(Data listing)
_____
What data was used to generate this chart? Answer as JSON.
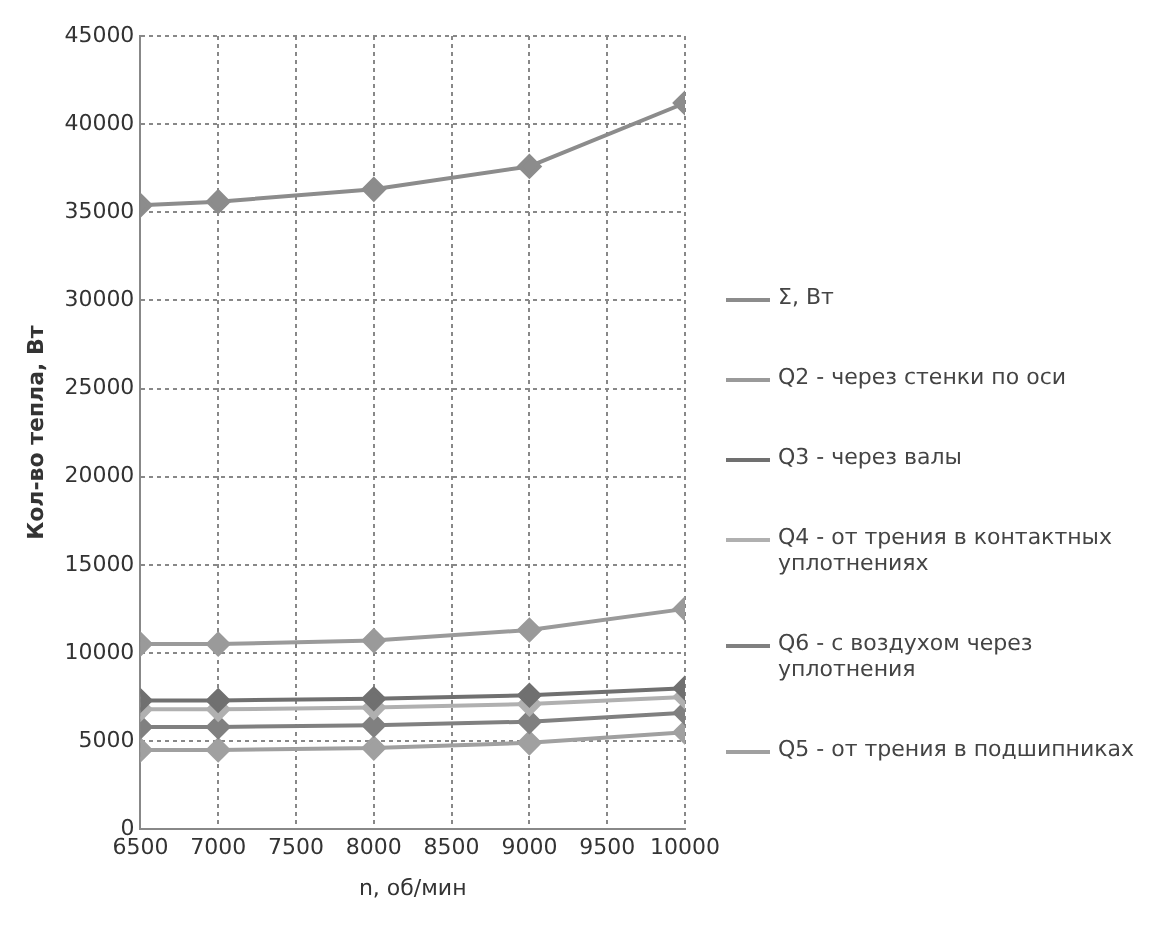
{
  "chart_data": {
    "type": "line",
    "xlabel": "n, об/мин",
    "ylabel": "Кол-во тепла, Вт",
    "x": [
      6500,
      7000,
      8000,
      9000,
      10000
    ],
    "series": [
      {
        "name": "Σ, Вт",
        "color": "#8c8c8c",
        "values": [
          35400,
          35600,
          36300,
          37600,
          41200
        ]
      },
      {
        "name": "Q2 - через стенки по оси",
        "color": "#9a9a9a",
        "values": [
          10500,
          10500,
          10700,
          11300,
          12500
        ]
      },
      {
        "name": "Q3 - через валы",
        "color": "#707070",
        "values": [
          7300,
          7300,
          7400,
          7600,
          8000
        ]
      },
      {
        "name": "Q4 - от трения в контактных уплотнениях",
        "color": "#b0b0b0",
        "values": [
          6800,
          6800,
          6900,
          7100,
          7500
        ]
      },
      {
        "name": "Q6 - с воздухом через уплотнения",
        "color": "#808080",
        "values": [
          5800,
          5800,
          5900,
          6100,
          6600
        ]
      },
      {
        "name": "Q5 - от трения в подшипниках",
        "color": "#a0a0a0",
        "values": [
          4500,
          4500,
          4600,
          4900,
          5500
        ]
      }
    ],
    "xlim": [
      6500,
      10000
    ],
    "xticks": [
      6500,
      7000,
      7500,
      8000,
      8500,
      9000,
      9500,
      10000
    ],
    "ylim": [
      0,
      45000
    ],
    "yticks": [
      0,
      5000,
      10000,
      15000,
      20000,
      25000,
      30000,
      35000,
      40000,
      45000
    ],
    "grid": true,
    "legend": "right",
    "marker": "diamond",
    "line_style": "solid"
  }
}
_____
**To be done:** Quote all the lines above exactly as given. Do not include the pictures.

**Task result:**
What data was used to generate this chart? Answer as JSON.
{
  "chart_data": {
    "type": "line",
    "xlabel": "n, об/мин",
    "ylabel": "Кол-во тепла, Вт",
    "x": [
      6500,
      7000,
      8000,
      9000,
      10000
    ],
    "series": [
      {
        "name": "Σ, Вт",
        "color": "#8c8c8c",
        "values": [
          35400,
          35600,
          36300,
          37600,
          41200
        ]
      },
      {
        "name": "Q2 - через стенки по оси",
        "color": "#9a9a9a",
        "values": [
          10500,
          10500,
          10700,
          11300,
          12500
        ]
      },
      {
        "name": "Q3 - через валы",
        "color": "#707070",
        "values": [
          7300,
          7300,
          7400,
          7600,
          8000
        ]
      },
      {
        "name": "Q4 - от трения в контактных уплотнениях",
        "color": "#b0b0b0",
        "values": [
          6800,
          6800,
          6900,
          7100,
          7500
        ]
      },
      {
        "name": "Q6 - с воздухом через уплотнения",
        "color": "#808080",
        "values": [
          5800,
          5800,
          5900,
          6100,
          6600
        ]
      },
      {
        "name": "Q5 - от трения в подшипниках",
        "color": "#a0a0a0",
        "values": [
          4500,
          4500,
          4600,
          4900,
          5500
        ]
      }
    ],
    "xlim": [
      6500,
      10000
    ],
    "xticks": [
      6500,
      7000,
      7500,
      8000,
      8500,
      9000,
      9500,
      10000
    ],
    "ylim": [
      0,
      45000
    ],
    "yticks": [
      0,
      5000,
      10000,
      15000,
      20000,
      25000,
      30000,
      35000,
      40000,
      45000
    ],
    "grid": true,
    "legend": "right",
    "marker": "diamond",
    "line_style": "solid"
  }
}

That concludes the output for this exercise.